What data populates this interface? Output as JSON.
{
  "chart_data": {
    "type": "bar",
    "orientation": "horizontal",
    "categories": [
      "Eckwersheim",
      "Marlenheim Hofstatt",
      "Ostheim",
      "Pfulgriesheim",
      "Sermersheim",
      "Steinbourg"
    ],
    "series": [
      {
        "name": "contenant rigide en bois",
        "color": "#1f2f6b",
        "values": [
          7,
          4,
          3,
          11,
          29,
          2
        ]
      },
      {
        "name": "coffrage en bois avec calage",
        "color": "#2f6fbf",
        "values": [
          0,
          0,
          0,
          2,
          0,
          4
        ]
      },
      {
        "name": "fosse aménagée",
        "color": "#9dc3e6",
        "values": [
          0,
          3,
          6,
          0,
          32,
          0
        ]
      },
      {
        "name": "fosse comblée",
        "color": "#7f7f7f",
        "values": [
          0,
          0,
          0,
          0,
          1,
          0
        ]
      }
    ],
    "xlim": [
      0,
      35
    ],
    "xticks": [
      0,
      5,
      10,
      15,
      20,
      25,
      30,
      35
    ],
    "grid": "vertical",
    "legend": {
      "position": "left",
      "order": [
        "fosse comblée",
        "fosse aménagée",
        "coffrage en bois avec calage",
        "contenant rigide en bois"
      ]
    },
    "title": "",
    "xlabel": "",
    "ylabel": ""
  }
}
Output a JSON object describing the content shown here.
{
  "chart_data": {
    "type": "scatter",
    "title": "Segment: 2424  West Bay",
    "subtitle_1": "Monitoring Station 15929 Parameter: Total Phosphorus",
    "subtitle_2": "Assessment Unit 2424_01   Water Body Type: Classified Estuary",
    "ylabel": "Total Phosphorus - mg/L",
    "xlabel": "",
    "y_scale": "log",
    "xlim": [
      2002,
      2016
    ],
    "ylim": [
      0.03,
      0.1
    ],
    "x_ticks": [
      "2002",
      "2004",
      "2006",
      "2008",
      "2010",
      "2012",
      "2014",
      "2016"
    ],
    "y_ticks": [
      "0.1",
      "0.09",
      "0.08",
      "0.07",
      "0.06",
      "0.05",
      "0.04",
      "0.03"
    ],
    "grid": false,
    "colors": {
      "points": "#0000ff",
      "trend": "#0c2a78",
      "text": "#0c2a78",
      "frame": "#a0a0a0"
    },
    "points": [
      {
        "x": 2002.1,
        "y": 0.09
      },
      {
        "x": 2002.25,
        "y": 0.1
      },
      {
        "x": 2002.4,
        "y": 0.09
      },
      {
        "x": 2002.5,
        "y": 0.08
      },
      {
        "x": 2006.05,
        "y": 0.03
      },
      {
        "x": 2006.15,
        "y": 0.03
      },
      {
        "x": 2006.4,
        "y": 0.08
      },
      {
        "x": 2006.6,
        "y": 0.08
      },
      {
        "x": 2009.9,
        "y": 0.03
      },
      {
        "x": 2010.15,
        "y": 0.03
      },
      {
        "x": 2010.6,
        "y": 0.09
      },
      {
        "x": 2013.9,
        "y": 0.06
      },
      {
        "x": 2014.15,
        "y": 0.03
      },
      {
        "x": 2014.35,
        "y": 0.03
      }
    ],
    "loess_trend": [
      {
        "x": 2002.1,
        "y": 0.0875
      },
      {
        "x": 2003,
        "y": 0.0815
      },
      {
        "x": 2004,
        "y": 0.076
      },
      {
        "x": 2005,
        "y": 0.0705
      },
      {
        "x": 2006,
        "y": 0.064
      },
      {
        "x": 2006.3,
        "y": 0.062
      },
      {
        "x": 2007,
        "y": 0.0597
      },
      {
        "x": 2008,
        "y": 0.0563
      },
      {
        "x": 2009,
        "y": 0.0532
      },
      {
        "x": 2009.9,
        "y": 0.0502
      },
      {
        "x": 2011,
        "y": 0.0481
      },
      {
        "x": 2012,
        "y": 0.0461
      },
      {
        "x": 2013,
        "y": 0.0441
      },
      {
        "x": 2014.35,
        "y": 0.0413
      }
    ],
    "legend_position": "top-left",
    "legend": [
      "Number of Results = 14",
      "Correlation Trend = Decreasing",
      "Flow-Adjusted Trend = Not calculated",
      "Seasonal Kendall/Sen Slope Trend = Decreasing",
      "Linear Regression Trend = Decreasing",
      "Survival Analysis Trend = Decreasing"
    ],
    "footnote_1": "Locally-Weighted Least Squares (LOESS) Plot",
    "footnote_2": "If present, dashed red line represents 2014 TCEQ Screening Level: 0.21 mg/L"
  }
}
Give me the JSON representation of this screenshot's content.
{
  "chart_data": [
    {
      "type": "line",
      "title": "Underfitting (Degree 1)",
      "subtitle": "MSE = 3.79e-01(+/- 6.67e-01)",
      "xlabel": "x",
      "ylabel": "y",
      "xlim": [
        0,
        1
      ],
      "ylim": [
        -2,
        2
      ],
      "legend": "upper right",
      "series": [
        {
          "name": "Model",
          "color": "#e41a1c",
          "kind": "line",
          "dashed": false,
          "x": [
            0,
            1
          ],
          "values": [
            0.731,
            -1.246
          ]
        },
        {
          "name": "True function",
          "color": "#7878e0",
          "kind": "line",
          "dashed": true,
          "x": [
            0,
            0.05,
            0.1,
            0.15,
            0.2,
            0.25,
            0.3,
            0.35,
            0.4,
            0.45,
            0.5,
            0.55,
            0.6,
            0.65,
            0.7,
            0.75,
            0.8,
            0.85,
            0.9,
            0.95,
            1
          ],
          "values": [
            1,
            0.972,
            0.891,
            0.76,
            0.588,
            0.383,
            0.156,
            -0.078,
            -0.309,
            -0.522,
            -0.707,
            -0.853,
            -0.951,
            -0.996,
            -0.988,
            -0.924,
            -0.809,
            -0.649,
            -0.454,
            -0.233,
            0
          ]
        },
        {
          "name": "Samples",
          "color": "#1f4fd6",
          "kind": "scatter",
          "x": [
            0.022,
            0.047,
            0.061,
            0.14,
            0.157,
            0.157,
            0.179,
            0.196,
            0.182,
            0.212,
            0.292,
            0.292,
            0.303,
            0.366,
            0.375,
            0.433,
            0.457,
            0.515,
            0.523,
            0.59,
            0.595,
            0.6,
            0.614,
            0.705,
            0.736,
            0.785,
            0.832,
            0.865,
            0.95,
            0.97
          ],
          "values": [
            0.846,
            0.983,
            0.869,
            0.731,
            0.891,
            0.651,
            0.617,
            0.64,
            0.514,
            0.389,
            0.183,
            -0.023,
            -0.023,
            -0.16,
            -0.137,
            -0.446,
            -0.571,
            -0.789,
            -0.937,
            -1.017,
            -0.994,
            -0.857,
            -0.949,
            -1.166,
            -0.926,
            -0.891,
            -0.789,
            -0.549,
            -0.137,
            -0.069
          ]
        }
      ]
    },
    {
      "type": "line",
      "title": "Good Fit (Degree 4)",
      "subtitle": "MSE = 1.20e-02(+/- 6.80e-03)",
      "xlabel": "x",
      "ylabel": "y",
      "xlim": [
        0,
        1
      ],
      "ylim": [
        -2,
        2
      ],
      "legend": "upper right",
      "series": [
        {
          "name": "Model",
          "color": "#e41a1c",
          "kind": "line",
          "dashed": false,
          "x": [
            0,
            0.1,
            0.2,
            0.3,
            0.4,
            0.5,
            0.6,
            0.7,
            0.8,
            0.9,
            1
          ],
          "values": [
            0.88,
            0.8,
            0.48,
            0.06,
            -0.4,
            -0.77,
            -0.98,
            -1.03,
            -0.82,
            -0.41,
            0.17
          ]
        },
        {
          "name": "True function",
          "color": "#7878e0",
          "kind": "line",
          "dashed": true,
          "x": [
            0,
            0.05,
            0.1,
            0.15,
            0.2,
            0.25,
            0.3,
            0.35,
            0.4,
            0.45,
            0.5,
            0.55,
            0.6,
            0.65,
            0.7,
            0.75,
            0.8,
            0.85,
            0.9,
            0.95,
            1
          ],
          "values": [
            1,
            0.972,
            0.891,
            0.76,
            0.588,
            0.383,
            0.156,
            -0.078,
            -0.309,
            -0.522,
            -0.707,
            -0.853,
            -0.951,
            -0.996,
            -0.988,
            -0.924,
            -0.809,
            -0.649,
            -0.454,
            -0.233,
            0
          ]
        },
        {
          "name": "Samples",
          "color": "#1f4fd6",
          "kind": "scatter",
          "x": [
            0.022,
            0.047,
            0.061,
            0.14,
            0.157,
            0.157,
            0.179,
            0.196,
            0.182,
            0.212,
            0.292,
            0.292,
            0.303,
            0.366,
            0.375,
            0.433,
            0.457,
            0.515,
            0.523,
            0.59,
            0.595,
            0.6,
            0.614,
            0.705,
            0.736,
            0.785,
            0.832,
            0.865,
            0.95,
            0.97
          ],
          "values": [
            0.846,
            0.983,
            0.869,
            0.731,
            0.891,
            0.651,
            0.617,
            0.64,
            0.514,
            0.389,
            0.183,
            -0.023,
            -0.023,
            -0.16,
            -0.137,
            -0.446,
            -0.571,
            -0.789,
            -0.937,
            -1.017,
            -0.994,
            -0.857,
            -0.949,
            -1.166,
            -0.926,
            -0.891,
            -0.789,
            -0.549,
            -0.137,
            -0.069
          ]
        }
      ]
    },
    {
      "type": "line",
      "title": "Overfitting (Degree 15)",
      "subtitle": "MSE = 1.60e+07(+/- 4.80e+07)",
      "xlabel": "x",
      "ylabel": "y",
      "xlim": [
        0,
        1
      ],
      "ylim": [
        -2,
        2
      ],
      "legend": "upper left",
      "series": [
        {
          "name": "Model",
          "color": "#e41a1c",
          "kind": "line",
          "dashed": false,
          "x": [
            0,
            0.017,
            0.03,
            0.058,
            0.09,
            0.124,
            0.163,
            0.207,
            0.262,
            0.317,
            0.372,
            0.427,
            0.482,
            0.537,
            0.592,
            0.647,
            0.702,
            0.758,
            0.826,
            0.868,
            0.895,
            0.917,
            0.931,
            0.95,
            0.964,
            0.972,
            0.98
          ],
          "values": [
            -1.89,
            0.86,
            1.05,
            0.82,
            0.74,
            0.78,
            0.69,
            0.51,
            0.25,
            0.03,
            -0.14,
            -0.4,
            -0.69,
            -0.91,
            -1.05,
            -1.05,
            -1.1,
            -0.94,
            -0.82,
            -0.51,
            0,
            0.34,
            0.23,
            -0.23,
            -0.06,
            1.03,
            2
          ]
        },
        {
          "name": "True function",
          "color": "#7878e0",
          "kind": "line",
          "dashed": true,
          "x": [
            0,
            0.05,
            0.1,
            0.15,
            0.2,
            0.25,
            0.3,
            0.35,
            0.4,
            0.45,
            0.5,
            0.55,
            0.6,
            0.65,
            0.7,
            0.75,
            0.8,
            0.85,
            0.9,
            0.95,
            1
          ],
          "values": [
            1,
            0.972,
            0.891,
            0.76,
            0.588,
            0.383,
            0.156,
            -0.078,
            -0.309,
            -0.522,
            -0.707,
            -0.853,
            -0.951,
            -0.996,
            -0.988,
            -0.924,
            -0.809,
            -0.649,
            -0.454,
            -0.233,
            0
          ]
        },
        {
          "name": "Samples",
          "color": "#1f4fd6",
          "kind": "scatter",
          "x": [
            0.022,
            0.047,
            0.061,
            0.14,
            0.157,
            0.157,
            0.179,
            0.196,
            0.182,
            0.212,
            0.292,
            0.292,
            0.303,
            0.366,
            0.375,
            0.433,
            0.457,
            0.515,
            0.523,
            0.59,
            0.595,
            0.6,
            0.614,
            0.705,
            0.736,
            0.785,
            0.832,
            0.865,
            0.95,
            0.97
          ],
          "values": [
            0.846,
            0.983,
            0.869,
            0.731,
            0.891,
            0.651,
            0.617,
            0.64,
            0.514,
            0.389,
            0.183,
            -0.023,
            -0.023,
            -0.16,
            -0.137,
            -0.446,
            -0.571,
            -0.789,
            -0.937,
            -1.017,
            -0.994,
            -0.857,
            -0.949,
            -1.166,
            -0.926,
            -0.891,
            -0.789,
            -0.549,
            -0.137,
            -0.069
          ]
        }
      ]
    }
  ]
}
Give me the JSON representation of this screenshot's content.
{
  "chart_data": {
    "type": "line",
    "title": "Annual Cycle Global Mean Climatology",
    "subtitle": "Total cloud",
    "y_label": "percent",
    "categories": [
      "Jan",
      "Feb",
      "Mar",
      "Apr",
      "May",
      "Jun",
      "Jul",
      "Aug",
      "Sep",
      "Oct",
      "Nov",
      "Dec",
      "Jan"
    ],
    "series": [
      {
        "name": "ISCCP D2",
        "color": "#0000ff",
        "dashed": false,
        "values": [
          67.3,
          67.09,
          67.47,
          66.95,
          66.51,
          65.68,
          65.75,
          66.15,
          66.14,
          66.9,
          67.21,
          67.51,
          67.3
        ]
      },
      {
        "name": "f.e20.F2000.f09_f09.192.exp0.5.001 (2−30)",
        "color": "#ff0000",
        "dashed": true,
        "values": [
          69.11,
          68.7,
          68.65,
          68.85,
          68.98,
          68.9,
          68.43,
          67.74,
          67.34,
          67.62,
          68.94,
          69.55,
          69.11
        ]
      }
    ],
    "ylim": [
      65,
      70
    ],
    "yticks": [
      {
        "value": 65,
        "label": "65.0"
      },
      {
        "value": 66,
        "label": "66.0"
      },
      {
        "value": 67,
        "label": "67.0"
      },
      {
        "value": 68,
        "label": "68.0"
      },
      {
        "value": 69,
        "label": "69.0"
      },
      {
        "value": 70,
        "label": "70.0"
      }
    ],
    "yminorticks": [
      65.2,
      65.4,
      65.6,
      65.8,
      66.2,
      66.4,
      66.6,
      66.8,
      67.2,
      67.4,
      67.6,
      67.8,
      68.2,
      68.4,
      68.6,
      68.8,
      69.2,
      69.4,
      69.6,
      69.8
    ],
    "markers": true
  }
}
────────────────
_THE TASK_
From the data above, pick out each line containing "Phosphorus" and copy it.

_SOLUTION_
    "subtitle_1": "Monitoring Station 15929 Parameter: Total Phosphorus",
    "ylabel": "Total Phosphorus - mg/L",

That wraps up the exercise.